* BEGIN LISTED ENTRIES *
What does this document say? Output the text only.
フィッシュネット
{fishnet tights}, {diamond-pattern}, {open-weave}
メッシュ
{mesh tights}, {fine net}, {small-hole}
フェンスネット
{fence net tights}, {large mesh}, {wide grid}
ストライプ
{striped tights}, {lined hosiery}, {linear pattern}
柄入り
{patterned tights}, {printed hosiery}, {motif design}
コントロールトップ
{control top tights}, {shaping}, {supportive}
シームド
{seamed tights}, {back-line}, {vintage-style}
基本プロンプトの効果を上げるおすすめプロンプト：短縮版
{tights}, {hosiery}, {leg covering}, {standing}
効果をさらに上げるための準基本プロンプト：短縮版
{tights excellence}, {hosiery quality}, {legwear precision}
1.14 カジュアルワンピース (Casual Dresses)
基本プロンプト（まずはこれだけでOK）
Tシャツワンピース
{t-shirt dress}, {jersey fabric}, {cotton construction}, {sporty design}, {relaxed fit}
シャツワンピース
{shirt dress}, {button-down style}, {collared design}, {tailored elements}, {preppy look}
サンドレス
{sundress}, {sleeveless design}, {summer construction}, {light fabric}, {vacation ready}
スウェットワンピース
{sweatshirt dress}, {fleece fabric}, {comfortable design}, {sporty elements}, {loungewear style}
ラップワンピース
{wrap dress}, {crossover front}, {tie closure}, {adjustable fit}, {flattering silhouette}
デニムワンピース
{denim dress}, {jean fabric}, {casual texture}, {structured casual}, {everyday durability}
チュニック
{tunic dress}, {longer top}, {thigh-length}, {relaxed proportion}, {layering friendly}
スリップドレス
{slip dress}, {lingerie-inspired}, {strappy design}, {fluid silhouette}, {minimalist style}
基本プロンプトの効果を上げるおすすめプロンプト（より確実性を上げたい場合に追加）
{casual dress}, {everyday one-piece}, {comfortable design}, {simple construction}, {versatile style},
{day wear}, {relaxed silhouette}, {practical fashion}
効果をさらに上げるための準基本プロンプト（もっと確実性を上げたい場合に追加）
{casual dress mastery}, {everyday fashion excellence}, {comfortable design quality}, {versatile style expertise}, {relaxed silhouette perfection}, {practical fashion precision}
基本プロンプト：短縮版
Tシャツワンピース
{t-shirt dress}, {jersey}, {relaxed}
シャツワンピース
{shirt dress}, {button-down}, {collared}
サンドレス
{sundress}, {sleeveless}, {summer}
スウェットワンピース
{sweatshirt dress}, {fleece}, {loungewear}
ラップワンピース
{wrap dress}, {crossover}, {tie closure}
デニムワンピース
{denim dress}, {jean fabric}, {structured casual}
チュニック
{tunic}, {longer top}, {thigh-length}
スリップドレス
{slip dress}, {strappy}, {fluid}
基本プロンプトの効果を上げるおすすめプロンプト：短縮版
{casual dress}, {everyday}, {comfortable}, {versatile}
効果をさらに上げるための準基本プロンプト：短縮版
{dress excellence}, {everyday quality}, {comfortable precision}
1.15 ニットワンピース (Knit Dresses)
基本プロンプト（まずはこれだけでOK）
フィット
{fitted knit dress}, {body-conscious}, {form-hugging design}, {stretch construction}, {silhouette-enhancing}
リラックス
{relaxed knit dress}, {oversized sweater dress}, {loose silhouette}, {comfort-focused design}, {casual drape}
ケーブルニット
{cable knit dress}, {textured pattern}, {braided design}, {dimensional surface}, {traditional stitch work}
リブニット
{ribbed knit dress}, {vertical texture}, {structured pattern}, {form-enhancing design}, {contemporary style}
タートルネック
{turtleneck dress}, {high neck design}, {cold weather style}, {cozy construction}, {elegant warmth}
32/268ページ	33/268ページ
* END LISTED ENTRIES *
AIM OF THE TASK: Restate all of the entries exactly, please.

FINAL ANSWER:
What does this document say? Output the text only.
フィッシュネット
{fishnet tights}, {diamond-pattern}, {open-weave}
メッシュ
{mesh tights}, {fine net}, {small-hole}
フェンスネット
{fence net tights}, {large mesh}, {wide grid}
ストライプ
{striped tights}, {lined hosiery}, {linear pattern}
柄入り
{patterned tights}, {printed hosiery}, {motif design}
コントロールトップ
{control top tights}, {shaping}, {supportive}
シームド
{seamed tights}, {back-line}, {vintage-style}
基本プロンプトの効果を上げるおすすめプロンプト：短縮版
{tights}, {hosiery}, {leg covering}, {standing}
効果をさらに上げるための準基本プロンプト：短縮版
{tights excellence}, {hosiery quality}, {legwear precision}
1.14 カジュアルワンピース (Casual Dresses)
基本プロンプト（まずはこれだけでOK）
Tシャツワンピース
{t-shirt dress}, {jersey fabric}, {cotton construction}, {sporty design}, {relaxed fit}
シャツワンピース
{shirt dress}, {button-down style}, {collared design}, {tailored elements}, {preppy look}
サンドレス
{sundress}, {sleeveless design}, {summer construction}, {light fabric}, {vacation ready}
スウェットワンピース
{sweatshirt dress}, {fleece fabric}, {comfortable design}, {sporty elements}, {loungewear style}
ラップワンピース
{wrap dress}, {crossover front}, {tie closure}, {adjustable fit}, {flattering silhouette}
デニムワンピース
{denim dress}, {jean fabric}, {casual texture}, {structured casual}, {everyday durability}
チュニック
{tunic dress}, {longer top}, {thigh-length}, {relaxed proportion}, {layering friendly}
スリップドレス
{slip dress}, {lingerie-inspired}, {strappy design}, {fluid silhouette}, {minimalist style}
基本プロンプトの効果を上げるおすすめプロンプト（より確実性を上げたい場合に追加）
{casual dress}, {everyday one-piece}, {comfortable design}, {simple construction}, {versatile style},
{day wear}, {relaxed silhouette}, {practical fashion}
効果をさらに上げるための準基本プロンプト（もっと確実性を上げたい場合に追加）
{casual dress mastery}, {everyday fashion excellence}, {comfortable design quality}, {versatile style expertise}, {relaxed silhouette perfection}, {practical fashion precision}
基本プロンプト：短縮版
Tシャツワンピース
{t-shirt dress}, {jersey}, {relaxed}
シャツワンピース
{shirt dress}, {button-down}, {collared}
サンドレス
{sundress}, {sleeveless}, {summer}
スウェットワンピース
{sweatshirt dress}, {fleece}, {loungewear}
ラップワンピース
{wrap dress}, {crossover}, {tie closure}
デニムワンピース
{denim dress}, {jean fabric}, {structured casual}
チュニック
{tunic}, {longer top}, {thigh-length}
スリップドレス
{slip dress}, {strappy}, {fluid}
基本プロンプトの効果を上げるおすすめプロンプト：短縮版
{casual dress}, {everyday}, {comfortable}, {versatile}
効果をさらに上げるための準基本プロンプト：短縮版
{dress excellence}, {everyday quality}, {comfortable precision}
1.15 ニットワンピース (Knit Dresses)
基本プロンプト（まずはこれだけでOK）
フィット
{fitted knit dress}, {body-conscious}, {form-hugging design}, {stretch construction}, {silhouette-enhancing}
リラックス
{relaxed knit dress}, {oversized sweater dress}, {loose silhouette}, {comfort-focused design}, {casual drape}
ケーブルニット
{cable knit dress}, {textured pattern}, {braided design}, {dimensional surface}, {traditional stitch work}
リブニット
{ribbed knit dress}, {vertical texture}, {structured pattern}, {form-enhancing design}, {contemporary style}
タートルネック
{turtleneck dress}, {high neck design}, {cold weather style}, {cozy construction}, {elegant warmth}
32/268ページ	33/268ページ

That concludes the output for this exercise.